| Excerpt from a dataset |
------------------------------------------------------------
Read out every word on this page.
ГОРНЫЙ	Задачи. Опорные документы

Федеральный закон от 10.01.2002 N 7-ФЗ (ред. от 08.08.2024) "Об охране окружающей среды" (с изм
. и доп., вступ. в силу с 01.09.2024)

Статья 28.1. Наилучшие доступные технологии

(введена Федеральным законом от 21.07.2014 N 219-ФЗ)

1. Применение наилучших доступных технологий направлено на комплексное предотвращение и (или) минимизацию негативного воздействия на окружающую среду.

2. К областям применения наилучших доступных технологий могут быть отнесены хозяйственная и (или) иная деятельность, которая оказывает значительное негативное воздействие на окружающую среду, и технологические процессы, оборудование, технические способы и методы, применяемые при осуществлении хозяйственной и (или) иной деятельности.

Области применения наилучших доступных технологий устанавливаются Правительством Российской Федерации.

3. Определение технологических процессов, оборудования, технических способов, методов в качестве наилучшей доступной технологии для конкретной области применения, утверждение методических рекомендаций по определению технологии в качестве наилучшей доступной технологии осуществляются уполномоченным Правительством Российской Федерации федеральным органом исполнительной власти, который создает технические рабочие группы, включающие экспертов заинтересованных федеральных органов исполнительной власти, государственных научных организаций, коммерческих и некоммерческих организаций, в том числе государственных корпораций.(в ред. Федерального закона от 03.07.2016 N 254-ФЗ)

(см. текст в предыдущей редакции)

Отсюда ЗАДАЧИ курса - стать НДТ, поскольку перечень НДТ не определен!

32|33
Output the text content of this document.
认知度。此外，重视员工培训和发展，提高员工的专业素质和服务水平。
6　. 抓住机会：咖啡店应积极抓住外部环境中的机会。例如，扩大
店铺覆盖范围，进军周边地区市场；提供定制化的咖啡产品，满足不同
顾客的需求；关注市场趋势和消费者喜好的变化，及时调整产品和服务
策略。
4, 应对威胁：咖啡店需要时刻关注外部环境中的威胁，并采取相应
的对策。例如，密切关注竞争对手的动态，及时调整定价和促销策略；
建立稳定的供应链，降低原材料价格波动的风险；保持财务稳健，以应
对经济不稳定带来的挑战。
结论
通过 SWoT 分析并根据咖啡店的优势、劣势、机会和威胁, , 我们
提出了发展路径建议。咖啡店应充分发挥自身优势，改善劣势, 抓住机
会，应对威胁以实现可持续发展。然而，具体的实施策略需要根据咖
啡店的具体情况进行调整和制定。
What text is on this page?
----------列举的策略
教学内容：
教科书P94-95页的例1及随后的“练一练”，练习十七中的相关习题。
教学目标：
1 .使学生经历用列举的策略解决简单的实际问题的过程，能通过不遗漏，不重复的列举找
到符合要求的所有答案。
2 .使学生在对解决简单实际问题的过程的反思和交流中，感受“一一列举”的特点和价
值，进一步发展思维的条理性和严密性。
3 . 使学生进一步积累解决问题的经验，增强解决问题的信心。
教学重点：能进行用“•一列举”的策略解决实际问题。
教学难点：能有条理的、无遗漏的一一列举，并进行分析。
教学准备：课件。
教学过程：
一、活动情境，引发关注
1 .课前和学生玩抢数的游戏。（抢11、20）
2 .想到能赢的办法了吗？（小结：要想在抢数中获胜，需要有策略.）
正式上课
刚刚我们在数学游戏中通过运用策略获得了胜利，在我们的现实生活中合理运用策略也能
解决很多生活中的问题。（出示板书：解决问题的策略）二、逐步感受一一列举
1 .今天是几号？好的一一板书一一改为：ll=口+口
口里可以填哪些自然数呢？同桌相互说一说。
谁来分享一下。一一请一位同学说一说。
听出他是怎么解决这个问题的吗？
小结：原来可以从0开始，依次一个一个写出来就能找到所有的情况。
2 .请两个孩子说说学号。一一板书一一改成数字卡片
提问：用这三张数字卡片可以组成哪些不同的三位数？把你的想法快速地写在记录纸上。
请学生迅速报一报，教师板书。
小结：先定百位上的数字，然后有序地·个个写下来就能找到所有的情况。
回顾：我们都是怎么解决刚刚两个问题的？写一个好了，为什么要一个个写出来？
------------------------------------------------------------
| EXERCISE GOAL |
Produce an exact repeat of the lines from the one containing "Output the text content of this document." through the last line of the data, and nothing more.

| EXERCISE RESPONSE |
Output the text content of this document.
认知度。此外，重视员工培训和发展，提高员工的专业素质和服务水平。
6　. 抓住机会：咖啡店应积极抓住外部环境中的机会。例如，扩大
店铺覆盖范围，进军周边地区市场；提供定制化的咖啡产品，满足不同
顾客的需求；关注市场趋势和消费者喜好的变化，及时调整产品和服务
策略。
4, 应对威胁：咖啡店需要时刻关注外部环境中的威胁，并采取相应
的对策。例如，密切关注竞争对手的动态，及时调整定价和促销策略；
建立稳定的供应链，降低原材料价格波动的风险；保持财务稳健，以应
对经济不稳定带来的挑战。
结论
通过 SWoT 分析并根据咖啡店的优势、劣势、机会和威胁, , 我们
提出了发展路径建议。咖啡店应充分发挥自身优势，改善劣势, 抓住机
会，应对威胁以实现可持续发展。然而，具体的实施策略需要根据咖
啡店的具体情况进行调整和制定。
What text is on this page?
----------列举的策略
教学内容：
教科书P94-95页的例1及随后的“练一练”，练习十七中的相关习题。
教学目标：
1 .使学生经历用列举的策略解决简单的实际问题的过程，能通过不遗漏，不重复的列举找
到符合要求的所有答案。
2 .使学生在对解决简单实际问题的过程的反思和交流中，感受“一一列举”的特点和价
值，进一步发展思维的条理性和严密性。
3 . 使学生进一步积累解决问题的经验，增强解决问题的信心。
教学重点：能进行用“•一列举”的策略解决实际问题。
教学难点：能有条理的、无遗漏的一一列举，并进行分析。
教学准备：课件。
教学过程：
一、活动情境，引发关注
1 .课前和学生玩抢数的游戏。（抢11、20）
2 .想到能赢的办法了吗？（小结：要想在抢数中获胜，需要有策略.）
正式上课
刚刚我们在数学游戏中通过运用策略获得了胜利，在我们的现实生活中合理运用策略也能
解决很多生活中的问题。（出示板书：解决问题的策略）二、逐步感受一一列举
1 .今天是几号？好的一一板书一一改为：ll=口+口
口里可以填哪些自然数呢？同桌相互说一说。
谁来分享一下。一一请一位同学说一说。
听出他是怎么解决这个问题的吗？
小结：原来可以从0开始，依次一个一个写出来就能找到所有的情况。
2 .请两个孩子说说学号。一一板书一一改成数字卡片
提问：用这三张数字卡片可以组成哪些不同的三位数？把你的想法快速地写在记录纸上。
请学生迅速报一报，教师板书。
小结：先定百位上的数字，然后有序地·个个写下来就能找到所有的情况。
回顾：我们都是怎么解决刚刚两个问题的？写一个好了，为什么要一个个写出来？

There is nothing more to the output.